India’s emerging regulatory framework for internet-delivered television services has triggered a sharp divide within the media and telecom ecosystem, with Jio Platforms Limited opposing any attempt to treat OTT-delivered linear channels as television broadcasting, while Zee Entertainment Enterprises Limited has backed tighter regulation and licensing norms for such platforms.
The contrasting submissions were made to the Telecom Regulatory Authority of India in response to its consultation paper on “Application-based Linear Television Distribution (ALTD) Services”, including Free Ad-Supported Streaming Television (FAST) platforms.
The debate is expected to shape the future regulatory architecture for internet-based television distribution in India, with implications for OTT platforms, broadcasters, telecom operators, smart TV manufacturers, and digital advertising ecosystems.
Jio Platforms Opposes Broadcast-Style Regulation for OTT
Jio Platforms, in its submission dated May 11, argued that OTT-delivered content — including FAST channels — cannot be equated with traditional television broadcasting merely because it follows scheduled programming or carries advertisements. The company said the consultation paper “incorrectly construed” OTT-delivered streams as linear television channels.
The Reliance-backed company maintained that FAST services are fundamentally OTT services delivered over the public internet and should continue to be governed under the Information Technology Rules rather than broadcasting regulations applicable to cable TV, DTH, HITS, or IPTV operators.
Jio Platforms argued that OTT and broadcasting ecosystems differ significantly in terms of delivery architecture, network control, content rights, quality of service mechanisms, and commercial structures. It said broadcasting relies on dedicated and regulated carriage infrastructure, whereas OTT services operate over open internet networks where users independently pay for internet access.
The company also warned that introducing a separate regulatory regime for internet-based scheduled content could create “regulatory asymmetry” and undermine the principle of technological neutrality.

⁂

### INSTRUCTIONS:
[1] Please list the areas in which, according to the article on OTT television regulation, OTT and broadcasting ecosystems differ significantly.
[2] In the article on OTT television regulation, retype the stretch from "The debate is" through "digital advertising ecosystems.".

⁂

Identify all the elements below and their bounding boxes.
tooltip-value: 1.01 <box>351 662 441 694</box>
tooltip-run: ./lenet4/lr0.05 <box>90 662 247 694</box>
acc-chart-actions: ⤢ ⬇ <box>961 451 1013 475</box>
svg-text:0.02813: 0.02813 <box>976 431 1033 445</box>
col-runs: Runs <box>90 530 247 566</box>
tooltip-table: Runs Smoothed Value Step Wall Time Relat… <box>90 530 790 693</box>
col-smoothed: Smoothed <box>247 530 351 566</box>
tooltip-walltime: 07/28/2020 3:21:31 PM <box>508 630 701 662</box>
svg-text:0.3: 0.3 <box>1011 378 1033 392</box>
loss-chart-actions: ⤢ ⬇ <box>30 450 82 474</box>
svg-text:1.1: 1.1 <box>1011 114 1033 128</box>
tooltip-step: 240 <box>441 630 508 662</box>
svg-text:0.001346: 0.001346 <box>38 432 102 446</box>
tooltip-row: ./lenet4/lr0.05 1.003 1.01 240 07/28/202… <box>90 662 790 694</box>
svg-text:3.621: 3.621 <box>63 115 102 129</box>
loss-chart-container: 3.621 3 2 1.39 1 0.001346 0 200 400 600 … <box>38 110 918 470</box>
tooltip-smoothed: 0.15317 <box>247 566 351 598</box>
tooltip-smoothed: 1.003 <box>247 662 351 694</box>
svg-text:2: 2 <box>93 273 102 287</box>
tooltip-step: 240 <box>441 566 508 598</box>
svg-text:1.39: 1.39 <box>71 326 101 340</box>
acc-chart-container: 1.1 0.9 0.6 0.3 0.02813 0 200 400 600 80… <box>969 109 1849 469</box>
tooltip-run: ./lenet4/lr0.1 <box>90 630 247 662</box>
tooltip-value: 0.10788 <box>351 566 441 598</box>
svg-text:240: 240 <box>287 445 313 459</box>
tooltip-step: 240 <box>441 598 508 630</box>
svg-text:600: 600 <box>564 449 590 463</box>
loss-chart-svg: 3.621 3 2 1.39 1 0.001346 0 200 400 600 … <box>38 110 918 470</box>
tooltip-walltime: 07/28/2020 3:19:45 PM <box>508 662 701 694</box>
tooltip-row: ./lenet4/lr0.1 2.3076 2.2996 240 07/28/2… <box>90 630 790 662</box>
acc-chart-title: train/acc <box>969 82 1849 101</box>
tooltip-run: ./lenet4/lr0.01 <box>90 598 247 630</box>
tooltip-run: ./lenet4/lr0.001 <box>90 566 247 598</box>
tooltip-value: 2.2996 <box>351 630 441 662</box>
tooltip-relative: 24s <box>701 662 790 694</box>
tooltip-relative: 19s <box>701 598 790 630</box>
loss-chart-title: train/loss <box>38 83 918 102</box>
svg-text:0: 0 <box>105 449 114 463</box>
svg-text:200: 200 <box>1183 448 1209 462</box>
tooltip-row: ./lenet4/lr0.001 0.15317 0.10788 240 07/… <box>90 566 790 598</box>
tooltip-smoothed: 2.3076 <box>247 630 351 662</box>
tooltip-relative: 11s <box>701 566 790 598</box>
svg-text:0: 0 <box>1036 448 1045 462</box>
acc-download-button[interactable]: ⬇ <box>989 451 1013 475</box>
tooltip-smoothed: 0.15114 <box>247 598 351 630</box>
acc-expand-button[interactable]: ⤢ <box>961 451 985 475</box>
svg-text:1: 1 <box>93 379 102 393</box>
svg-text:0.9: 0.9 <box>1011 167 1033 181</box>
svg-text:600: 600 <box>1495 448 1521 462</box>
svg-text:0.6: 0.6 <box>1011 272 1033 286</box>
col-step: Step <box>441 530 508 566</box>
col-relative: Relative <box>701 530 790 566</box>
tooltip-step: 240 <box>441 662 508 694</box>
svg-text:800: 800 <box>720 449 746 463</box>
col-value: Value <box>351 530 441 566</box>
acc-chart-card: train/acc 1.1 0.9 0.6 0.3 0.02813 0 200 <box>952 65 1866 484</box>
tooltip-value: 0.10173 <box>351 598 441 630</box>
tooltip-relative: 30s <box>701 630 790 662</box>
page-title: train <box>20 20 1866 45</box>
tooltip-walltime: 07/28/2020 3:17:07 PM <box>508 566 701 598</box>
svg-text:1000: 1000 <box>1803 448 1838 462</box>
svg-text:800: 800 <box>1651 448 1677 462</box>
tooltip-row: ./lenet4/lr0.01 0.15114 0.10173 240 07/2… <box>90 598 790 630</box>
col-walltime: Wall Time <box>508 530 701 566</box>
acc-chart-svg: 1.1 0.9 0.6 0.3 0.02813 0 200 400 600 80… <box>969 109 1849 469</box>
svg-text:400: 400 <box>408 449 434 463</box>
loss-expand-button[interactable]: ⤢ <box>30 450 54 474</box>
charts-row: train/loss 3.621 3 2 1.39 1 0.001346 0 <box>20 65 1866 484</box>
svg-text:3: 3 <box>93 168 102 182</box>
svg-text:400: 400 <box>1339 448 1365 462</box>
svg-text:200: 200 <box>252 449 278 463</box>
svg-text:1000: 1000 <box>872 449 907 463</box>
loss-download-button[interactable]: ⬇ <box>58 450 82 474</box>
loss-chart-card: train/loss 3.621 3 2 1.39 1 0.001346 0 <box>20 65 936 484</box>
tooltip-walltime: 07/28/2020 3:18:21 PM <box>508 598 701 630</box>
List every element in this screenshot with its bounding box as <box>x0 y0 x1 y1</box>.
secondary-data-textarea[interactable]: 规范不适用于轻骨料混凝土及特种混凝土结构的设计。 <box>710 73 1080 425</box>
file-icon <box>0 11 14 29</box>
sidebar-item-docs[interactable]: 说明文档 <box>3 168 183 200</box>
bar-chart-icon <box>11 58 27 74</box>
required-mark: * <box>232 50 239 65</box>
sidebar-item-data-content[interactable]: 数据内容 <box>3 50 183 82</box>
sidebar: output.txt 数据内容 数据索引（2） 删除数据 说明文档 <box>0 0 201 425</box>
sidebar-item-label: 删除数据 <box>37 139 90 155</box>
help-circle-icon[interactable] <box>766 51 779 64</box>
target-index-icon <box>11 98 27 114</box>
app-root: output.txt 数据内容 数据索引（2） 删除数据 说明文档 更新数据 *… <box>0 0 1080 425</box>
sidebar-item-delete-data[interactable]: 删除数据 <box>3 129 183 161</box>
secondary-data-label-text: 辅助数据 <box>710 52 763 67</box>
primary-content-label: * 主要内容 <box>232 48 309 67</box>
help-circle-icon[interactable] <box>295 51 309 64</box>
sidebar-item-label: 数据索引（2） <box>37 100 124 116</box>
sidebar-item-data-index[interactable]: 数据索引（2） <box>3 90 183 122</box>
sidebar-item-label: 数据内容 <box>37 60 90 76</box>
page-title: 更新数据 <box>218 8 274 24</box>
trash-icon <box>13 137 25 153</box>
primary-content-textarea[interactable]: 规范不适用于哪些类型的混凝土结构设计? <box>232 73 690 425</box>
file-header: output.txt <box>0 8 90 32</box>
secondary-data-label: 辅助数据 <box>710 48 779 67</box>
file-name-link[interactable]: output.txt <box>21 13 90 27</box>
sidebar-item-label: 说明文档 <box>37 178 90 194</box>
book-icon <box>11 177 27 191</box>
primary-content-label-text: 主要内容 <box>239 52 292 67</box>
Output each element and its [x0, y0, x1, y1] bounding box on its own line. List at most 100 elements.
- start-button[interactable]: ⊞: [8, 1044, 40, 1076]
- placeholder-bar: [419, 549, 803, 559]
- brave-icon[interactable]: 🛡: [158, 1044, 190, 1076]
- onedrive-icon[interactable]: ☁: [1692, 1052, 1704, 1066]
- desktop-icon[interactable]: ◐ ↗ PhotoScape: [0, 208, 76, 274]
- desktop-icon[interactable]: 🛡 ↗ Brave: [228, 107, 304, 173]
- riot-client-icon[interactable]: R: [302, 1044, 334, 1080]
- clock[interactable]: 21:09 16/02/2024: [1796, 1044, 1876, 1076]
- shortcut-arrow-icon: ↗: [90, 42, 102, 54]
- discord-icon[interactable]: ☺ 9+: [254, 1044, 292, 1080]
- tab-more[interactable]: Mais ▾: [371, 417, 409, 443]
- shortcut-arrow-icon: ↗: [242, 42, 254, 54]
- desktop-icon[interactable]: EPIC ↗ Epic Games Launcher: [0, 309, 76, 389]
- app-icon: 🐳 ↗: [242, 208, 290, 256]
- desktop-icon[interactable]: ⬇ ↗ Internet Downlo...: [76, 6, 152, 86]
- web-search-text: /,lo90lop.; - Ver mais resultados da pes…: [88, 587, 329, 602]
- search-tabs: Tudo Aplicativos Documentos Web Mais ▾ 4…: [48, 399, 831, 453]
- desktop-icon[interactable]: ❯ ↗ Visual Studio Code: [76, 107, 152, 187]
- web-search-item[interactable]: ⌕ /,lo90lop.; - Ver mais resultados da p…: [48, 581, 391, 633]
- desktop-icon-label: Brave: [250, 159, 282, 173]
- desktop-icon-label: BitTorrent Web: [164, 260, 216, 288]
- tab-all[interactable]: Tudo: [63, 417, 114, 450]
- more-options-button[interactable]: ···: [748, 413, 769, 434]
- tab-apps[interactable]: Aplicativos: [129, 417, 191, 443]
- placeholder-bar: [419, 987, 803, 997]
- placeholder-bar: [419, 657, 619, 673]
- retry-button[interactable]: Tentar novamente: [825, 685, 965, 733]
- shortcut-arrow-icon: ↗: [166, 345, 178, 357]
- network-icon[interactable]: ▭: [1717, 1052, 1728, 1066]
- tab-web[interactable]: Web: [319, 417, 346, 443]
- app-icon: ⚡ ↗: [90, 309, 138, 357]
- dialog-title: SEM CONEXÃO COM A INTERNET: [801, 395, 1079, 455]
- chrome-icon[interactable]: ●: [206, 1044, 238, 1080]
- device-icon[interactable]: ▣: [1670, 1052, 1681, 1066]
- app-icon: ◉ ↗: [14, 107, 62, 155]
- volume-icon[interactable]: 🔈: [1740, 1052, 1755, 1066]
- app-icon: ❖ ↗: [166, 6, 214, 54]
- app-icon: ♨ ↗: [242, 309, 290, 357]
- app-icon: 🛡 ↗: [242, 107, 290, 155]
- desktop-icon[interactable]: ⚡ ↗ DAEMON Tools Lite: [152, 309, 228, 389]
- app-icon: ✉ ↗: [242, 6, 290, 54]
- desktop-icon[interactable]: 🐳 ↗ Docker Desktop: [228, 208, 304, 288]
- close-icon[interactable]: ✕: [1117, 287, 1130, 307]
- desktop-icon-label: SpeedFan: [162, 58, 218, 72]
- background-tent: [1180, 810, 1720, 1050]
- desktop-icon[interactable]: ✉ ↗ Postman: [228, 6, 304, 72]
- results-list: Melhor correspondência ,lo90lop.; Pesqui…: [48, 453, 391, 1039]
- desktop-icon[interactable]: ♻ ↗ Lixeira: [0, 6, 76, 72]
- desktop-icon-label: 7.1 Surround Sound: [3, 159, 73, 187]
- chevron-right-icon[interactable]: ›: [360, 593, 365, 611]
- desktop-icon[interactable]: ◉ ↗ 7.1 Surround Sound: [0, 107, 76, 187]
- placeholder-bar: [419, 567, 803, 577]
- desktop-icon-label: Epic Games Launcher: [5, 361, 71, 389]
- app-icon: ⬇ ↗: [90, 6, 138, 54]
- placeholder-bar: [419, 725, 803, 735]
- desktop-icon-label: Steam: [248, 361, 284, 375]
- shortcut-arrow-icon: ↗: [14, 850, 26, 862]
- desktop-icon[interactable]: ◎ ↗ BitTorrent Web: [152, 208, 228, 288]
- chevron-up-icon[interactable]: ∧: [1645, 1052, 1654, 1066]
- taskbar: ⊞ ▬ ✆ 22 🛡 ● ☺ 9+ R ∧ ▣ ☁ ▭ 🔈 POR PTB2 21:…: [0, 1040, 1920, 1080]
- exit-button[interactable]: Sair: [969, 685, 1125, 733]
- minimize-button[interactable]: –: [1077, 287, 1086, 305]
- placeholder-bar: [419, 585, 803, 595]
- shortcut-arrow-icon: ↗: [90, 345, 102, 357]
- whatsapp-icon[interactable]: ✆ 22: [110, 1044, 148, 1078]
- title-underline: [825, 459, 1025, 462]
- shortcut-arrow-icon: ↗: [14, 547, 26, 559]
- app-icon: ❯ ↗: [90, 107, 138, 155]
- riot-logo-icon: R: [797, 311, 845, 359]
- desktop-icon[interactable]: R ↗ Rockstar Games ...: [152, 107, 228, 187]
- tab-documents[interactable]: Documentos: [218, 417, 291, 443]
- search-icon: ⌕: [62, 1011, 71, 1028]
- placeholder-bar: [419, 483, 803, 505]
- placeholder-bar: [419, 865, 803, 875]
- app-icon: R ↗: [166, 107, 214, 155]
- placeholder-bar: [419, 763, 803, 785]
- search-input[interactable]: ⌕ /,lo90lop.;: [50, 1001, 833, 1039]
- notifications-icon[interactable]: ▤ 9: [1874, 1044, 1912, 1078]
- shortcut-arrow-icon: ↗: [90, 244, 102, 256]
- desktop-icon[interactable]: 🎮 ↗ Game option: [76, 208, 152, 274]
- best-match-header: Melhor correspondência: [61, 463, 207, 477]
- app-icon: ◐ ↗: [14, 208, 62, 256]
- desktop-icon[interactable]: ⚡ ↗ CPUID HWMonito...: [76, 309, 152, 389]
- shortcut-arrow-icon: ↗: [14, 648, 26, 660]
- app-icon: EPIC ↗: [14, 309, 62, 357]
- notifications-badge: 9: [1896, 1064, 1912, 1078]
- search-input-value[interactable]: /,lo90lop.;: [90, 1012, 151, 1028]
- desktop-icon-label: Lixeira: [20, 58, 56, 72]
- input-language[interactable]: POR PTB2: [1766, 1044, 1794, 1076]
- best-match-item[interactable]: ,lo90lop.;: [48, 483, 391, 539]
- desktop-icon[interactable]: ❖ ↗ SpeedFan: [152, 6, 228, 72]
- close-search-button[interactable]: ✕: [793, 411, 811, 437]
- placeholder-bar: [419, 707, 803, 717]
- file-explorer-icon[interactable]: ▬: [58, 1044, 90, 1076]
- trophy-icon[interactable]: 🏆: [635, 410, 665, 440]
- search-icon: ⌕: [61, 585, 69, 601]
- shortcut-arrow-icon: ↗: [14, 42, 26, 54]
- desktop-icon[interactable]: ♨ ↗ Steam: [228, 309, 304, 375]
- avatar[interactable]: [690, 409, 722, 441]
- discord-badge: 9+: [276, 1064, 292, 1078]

⁂

### WORKED SOLUTIONS:
[1]
- delivery architecture
- network control
- content rights
- quality of service mechanisms
- commercial structures

[2]
The debate is expected to shape the future regulatory architecture for internet-based television distribution in India, with implications for OTT platforms, broadcasters, telecom operators, smart TV manufacturers, and digital advertising ecosystems.